* GIVEN INSTRUCTION: Write every record out again exactly, and keep images out of it.

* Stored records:
::::::

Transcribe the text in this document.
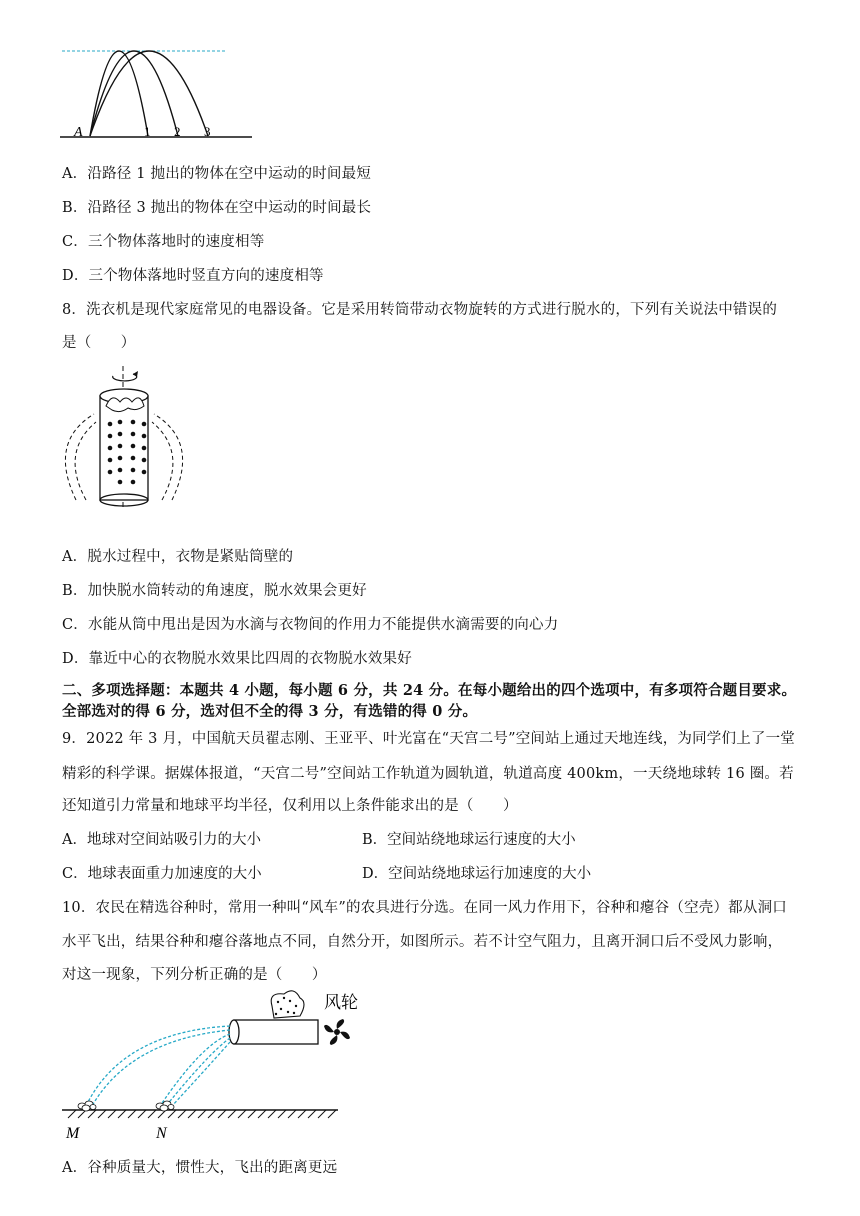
A	1 2 3
A．沿路径 1 抛出的物体在空中运动的时间最短
B．沿路径 3 抛出的物体在空中运动的时间最长
C．三个物体落地时的速度相等
D．三个物体落地时竖直方向的速度相等
8．洗衣机是现代家庭常见的电器设备。它是采用转筒带动衣物旋转的方式进行脱水的，下列有关说法中错误的
是（　　）
A．脱水过程中，衣物是紧贴筒壁的
B．加快脱水筒转动的角速度，脱水效果会更好
C．水能从筒中甩出是因为水滴与衣物间的作用力不能提供水滴需要的向心力
D．靠近中心的衣物脱水效果比四周的衣物脱水效果好
二、多项选择题：本题共 4 小题，每小题 6 分，共 24 分。在每小题给出的四个选项中，有多项符合题目要求。
全部选对的得 6 分，选对但不全的得 3 分，有选错的得 0 分。
9．2022 年 3 月，中国航天员翟志刚、王亚平、叶光富在“天宫二号”空间站上通过天地连线，为同学们上了一堂
精彩的科学课。据媒体报道，“天宫二号”空间站工作轨道为圆轨道，轨道高度 400km，一天绕地球转 16 圈。若
还知道引力常量和地球平均半径，仅利用以上条件能求出的是（　　）
A．地球对空间站吸引力的大小	B．空间站绕地球运行速度的大小
C．地球表面重力加速度的大小	D．空间站绕地球运行加速度的大小
10．农民在精选谷种时，常用一种叫“风车”的农具进行分选。在同一风力作用下，谷种和瘪谷（空壳）都从洞口
水平飞出，结果谷种和瘪谷落地点不同，自然分开，如图所示。若不计空气阻力，且离开洞口后不受风力影响，
对这一现象，下列分析正确的是（　　）
风轮
M	N
A．谷种质量大，惯性大，飞出的距离更远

::::::

* RESPONSE:
Transcribe the text in this document.
A	1 2 3
A．沿路径 1 抛出的物体在空中运动的时间最短
B．沿路径 3 抛出的物体在空中运动的时间最长
C．三个物体落地时的速度相等
D．三个物体落地时竖直方向的速度相等
8．洗衣机是现代家庭常见的电器设备。它是采用转筒带动衣物旋转的方式进行脱水的，下列有关说法中错误的
是（　　）
A．脱水过程中，衣物是紧贴筒壁的
B．加快脱水筒转动的角速度，脱水效果会更好
C．水能从筒中甩出是因为水滴与衣物间的作用力不能提供水滴需要的向心力
D．靠近中心的衣物脱水效果比四周的衣物脱水效果好
二、多项选择题：本题共 4 小题，每小题 6 分，共 24 分。在每小题给出的四个选项中，有多项符合题目要求。
全部选对的得 6 分，选对但不全的得 3 分，有选错的得 0 分。
9．2022 年 3 月，中国航天员翟志刚、王亚平、叶光富在“天宫二号”空间站上通过天地连线，为同学们上了一堂
精彩的科学课。据媒体报道，“天宫二号”空间站工作轨道为圆轨道，轨道高度 400km，一天绕地球转 16 圈。若
还知道引力常量和地球平均半径，仅利用以上条件能求出的是（　　）
A．地球对空间站吸引力的大小	B．空间站绕地球运行速度的大小
C．地球表面重力加速度的大小	D．空间站绕地球运行加速度的大小
10．农民在精选谷种时，常用一种叫“风车”的农具进行分选。在同一风力作用下，谷种和瘪谷（空壳）都从洞口
水平飞出，结果谷种和瘪谷落地点不同，自然分开，如图所示。若不计空气阻力，且离开洞口后不受风力影响，
对这一现象，下列分析正确的是（　　）
风轮
M	N
A．谷种质量大，惯性大，飞出的距离更远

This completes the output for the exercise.